Data entries
-------------------------

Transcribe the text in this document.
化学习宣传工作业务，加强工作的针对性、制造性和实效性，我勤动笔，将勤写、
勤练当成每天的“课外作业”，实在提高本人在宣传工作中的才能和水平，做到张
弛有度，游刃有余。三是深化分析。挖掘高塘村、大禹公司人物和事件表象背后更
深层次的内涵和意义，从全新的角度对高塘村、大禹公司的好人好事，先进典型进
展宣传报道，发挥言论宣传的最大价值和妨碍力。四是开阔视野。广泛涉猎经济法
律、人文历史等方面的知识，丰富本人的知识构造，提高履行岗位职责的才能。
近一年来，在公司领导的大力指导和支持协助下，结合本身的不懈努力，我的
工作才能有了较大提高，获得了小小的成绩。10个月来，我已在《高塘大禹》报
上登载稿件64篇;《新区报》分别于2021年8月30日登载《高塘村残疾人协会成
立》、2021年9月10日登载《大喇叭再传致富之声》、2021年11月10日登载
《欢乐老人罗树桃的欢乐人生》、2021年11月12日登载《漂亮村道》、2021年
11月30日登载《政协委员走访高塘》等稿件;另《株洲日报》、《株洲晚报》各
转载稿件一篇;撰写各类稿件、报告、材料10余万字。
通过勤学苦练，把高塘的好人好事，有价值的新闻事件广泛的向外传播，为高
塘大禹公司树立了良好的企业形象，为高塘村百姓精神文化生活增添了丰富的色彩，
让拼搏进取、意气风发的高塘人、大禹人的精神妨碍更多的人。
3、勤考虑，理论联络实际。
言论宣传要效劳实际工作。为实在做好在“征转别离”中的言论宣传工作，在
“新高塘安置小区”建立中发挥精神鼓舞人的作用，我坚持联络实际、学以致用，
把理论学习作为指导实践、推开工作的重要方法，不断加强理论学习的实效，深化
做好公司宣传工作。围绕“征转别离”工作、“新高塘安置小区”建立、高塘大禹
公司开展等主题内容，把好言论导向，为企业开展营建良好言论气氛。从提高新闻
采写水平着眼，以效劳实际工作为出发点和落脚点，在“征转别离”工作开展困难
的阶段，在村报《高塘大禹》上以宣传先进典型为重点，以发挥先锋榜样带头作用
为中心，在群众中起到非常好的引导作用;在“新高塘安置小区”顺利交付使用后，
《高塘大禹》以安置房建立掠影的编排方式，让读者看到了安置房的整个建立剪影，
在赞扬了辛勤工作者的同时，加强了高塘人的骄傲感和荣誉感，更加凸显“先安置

-------------------------

Exercise directions: Each line above is to be repeated exactly.

Full solution:
Transcribe the text in this document.
化学习宣传工作业务，加强工作的针对性、制造性和实效性，我勤动笔，将勤写、
勤练当成每天的“课外作业”，实在提高本人在宣传工作中的才能和水平，做到张
弛有度，游刃有余。三是深化分析。挖掘高塘村、大禹公司人物和事件表象背后更
深层次的内涵和意义，从全新的角度对高塘村、大禹公司的好人好事，先进典型进
展宣传报道，发挥言论宣传的最大价值和妨碍力。四是开阔视野。广泛涉猎经济法
律、人文历史等方面的知识，丰富本人的知识构造，提高履行岗位职责的才能。
近一年来，在公司领导的大力指导和支持协助下，结合本身的不懈努力，我的
工作才能有了较大提高，获得了小小的成绩。10个月来，我已在《高塘大禹》报
上登载稿件64篇;《新区报》分别于2021年8月30日登载《高塘村残疾人协会成
立》、2021年9月10日登载《大喇叭再传致富之声》、2021年11月10日登载
《欢乐老人罗树桃的欢乐人生》、2021年11月12日登载《漂亮村道》、2021年
11月30日登载《政协委员走访高塘》等稿件;另《株洲日报》、《株洲晚报》各
转载稿件一篇;撰写各类稿件、报告、材料10余万字。
通过勤学苦练，把高塘的好人好事，有价值的新闻事件广泛的向外传播，为高
塘大禹公司树立了良好的企业形象，为高塘村百姓精神文化生活增添了丰富的色彩，
让拼搏进取、意气风发的高塘人、大禹人的精神妨碍更多的人。
3、勤考虑，理论联络实际。
言论宣传要效劳实际工作。为实在做好在“征转别离”中的言论宣传工作，在
“新高塘安置小区”建立中发挥精神鼓舞人的作用，我坚持联络实际、学以致用，
把理论学习作为指导实践、推开工作的重要方法，不断加强理论学习的实效，深化
做好公司宣传工作。围绕“征转别离”工作、“新高塘安置小区”建立、高塘大禹
公司开展等主题内容，把好言论导向，为企业开展营建良好言论气氛。从提高新闻
采写水平着眼，以效劳实际工作为出发点和落脚点，在“征转别离”工作开展困难
的阶段，在村报《高塘大禹》上以宣传先进典型为重点，以发挥先锋榜样带头作用
为中心，在群众中起到非常好的引导作用;在“新高塘安置小区”顺利交付使用后，
《高塘大禹》以安置房建立掠影的编排方式，让读者看到了安置房的整个建立剪影，
在赞扬了辛勤工作者的同时，加强了高塘人的骄傲感和荣誉感，更加凸显“先安置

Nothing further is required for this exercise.